> **DATASET**
++++++

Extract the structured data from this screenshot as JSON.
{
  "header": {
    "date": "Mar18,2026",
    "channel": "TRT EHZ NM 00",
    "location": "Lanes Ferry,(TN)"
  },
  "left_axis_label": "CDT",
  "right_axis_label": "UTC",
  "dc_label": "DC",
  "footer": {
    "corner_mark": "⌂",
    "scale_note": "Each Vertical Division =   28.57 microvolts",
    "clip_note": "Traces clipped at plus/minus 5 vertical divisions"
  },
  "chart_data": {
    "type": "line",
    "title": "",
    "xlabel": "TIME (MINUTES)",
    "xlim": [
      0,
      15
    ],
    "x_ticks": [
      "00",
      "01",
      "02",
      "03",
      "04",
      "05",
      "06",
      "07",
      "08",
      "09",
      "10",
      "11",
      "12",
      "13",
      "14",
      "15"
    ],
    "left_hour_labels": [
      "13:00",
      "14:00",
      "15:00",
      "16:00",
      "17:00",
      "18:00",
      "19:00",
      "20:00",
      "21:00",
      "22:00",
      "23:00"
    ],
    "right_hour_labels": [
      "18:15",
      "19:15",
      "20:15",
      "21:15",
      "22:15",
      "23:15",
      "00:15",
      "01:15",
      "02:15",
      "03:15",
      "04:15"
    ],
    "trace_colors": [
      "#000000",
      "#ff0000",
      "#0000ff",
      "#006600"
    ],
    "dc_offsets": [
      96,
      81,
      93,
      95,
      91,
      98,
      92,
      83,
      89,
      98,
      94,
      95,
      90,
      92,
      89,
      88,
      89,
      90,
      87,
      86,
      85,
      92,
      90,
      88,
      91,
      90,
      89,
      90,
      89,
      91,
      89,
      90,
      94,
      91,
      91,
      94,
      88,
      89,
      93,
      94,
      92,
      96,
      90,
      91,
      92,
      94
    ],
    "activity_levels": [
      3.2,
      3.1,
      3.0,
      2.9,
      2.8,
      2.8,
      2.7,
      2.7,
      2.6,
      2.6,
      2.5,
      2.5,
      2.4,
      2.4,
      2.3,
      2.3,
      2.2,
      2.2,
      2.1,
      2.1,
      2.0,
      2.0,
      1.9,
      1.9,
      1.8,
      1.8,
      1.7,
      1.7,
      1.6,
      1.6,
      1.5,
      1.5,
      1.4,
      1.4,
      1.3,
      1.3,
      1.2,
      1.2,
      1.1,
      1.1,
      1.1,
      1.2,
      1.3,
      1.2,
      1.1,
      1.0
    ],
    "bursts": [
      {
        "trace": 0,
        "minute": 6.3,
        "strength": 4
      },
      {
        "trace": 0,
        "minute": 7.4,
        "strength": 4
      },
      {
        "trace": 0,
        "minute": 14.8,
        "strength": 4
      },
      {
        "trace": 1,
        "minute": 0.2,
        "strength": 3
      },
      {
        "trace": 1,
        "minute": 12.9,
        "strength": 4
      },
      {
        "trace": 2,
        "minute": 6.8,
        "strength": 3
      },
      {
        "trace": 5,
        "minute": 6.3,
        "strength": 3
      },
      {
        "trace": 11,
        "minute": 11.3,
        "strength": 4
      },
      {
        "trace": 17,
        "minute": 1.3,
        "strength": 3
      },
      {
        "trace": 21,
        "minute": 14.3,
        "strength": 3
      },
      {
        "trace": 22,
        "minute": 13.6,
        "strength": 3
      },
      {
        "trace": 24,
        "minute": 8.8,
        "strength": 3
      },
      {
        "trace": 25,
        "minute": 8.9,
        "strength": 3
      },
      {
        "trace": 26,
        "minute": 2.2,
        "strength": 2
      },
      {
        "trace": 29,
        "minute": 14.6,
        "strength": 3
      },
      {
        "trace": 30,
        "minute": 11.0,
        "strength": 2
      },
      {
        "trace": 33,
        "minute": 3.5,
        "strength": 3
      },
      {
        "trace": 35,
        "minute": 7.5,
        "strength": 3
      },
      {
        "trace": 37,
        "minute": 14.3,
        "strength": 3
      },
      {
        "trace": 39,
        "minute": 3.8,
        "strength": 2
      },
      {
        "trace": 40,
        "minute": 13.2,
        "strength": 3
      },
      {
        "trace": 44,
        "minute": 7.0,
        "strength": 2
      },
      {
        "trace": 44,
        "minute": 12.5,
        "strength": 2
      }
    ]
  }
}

++++++

> **GIVEN REQUEST**
Your task is to repeat the data exactly; please include every line.

> **TASK RESPONSE**
Extract the structured data from this screenshot as JSON.
{
  "header": {
    "date": "Mar18,2026",
    "channel": "TRT EHZ NM 00",
    "location": "Lanes Ferry,(TN)"
  },
  "left_axis_label": "CDT",
  "right_axis_label": "UTC",
  "dc_label": "DC",
  "footer": {
    "corner_mark": "⌂",
    "scale_note": "Each Vertical Division =   28.57 microvolts",
    "clip_note": "Traces clipped at plus/minus 5 vertical divisions"
  },
  "chart_data": {
    "type": "line",
    "title": "",
    "xlabel": "TIME (MINUTES)",
    "xlim": [
      0,
      15
    ],
    "x_ticks": [
      "00",
      "01",
      "02",
      "03",
      "04",
      "05",
      "06",
      "07",
      "08",
      "09",
      "10",
      "11",
      "12",
      "13",
      "14",
      "15"
    ],
    "left_hour_labels": [
      "13:00",
      "14:00",
      "15:00",
      "16:00",
      "17:00",
      "18:00",
      "19:00",
      "20:00",
      "21:00",
      "22:00",
      "23:00"
    ],
    "right_hour_labels": [
      "18:15",
      "19:15",
      "20:15",
      "21:15",
      "22:15",
      "23:15",
      "00:15",
      "01:15",
      "02:15",
      "03:15",
      "04:15"
    ],
    "trace_colors": [
      "#000000",
      "#ff0000",
      "#0000ff",
      "#006600"
    ],
    "dc_offsets": [
      96,
      81,
      93,
      95,
      91,
      98,
      92,
      83,
      89,
      98,
      94,
      95,
      90,
      92,
      89,
      88,
      89,
      90,
      87,
      86,
      85,
      92,
      90,
      88,
      91,
      90,
      89,
      90,
      89,
      91,
      89,
      90,
      94,
      91,
      91,
      94,
      88,
      89,
      93,
      94,
      92,
      96,
      90,
      91,
      92,
      94
    ],
    "activity_levels": [
      3.2,
      3.1,
      3.0,
      2.9,
      2.8,
      2.8,
      2.7,
      2.7,
      2.6,
      2.6,
      2.5,
      2.5,
      2.4,
      2.4,
      2.3,
      2.3,
      2.2,
      2.2,
      2.1,
      2.1,
      2.0,
      2.0,
      1.9,
      1.9,
      1.8,
      1.8,
      1.7,
      1.7,
      1.6,
      1.6,
      1.5,
      1.5,
      1.4,
      1.4,
      1.3,
      1.3,
      1.2,
      1.2,
      1.1,
      1.1,
      1.1,
      1.2,
      1.3,
      1.2,
      1.1,
      1.0
    ],
    "bursts": [
      {
        "trace": 0,
        "minute": 6.3,
        "strength": 4
      },
      {
        "trace": 0,
        "minute": 7.4,
        "strength": 4
      },
      {
        "trace": 0,
        "minute": 14.8,
        "strength": 4
      },
      {
        "trace": 1,
        "minute": 0.2,
        "strength": 3
      },
      {
        "trace": 1,
        "minute": 12.9,
        "strength": 4
      },
      {
        "trace": 2,
        "minute": 6.8,
        "strength": 3
      },
      {
        "trace": 5,
        "minute": 6.3,
        "strength": 3
      },
      {
        "trace": 11,
        "minute": 11.3,
        "strength": 4
      },
      {
        "trace": 17,
        "minute": 1.3,
        "strength": 3
      },
      {
        "trace": 21,
        "minute": 14.3,
        "strength": 3
      },
      {
        "trace": 22,
        "minute": 13.6,
        "strength": 3
      },
      {
        "trace": 24,
        "minute": 8.8,
        "strength": 3
      },
      {
        "trace": 25,
        "minute": 8.9,
        "strength": 3
      },
      {
        "trace": 26,
        "minute": 2.2,
        "strength": 2
      },
      {
        "trace": 29,
        "minute": 14.6,
        "strength": 3
      },
      {
        "trace": 30,
        "minute": 11.0,
        "strength": 2
      },
      {
        "trace": 33,
        "minute": 3.5,
        "strength": 3
      },
      {
        "trace": 35,
        "minute": 7.5,
        "strength": 3
      },
      {
        "trace": 37,
        "minute": 14.3,
        "strength": 3
      },
      {
        "trace": 39,
        "minute": 3.8,
        "strength": 2
      },
      {
        "trace": 40,
        "minute": 13.2,
        "strength": 3
      },
      {
        "trace": 44,
        "minute": 7.0,
        "strength": 2
      },
      {
        "trace": 44,
        "minute": 12.5,
        "strength": 2
      }
    ]
  }
}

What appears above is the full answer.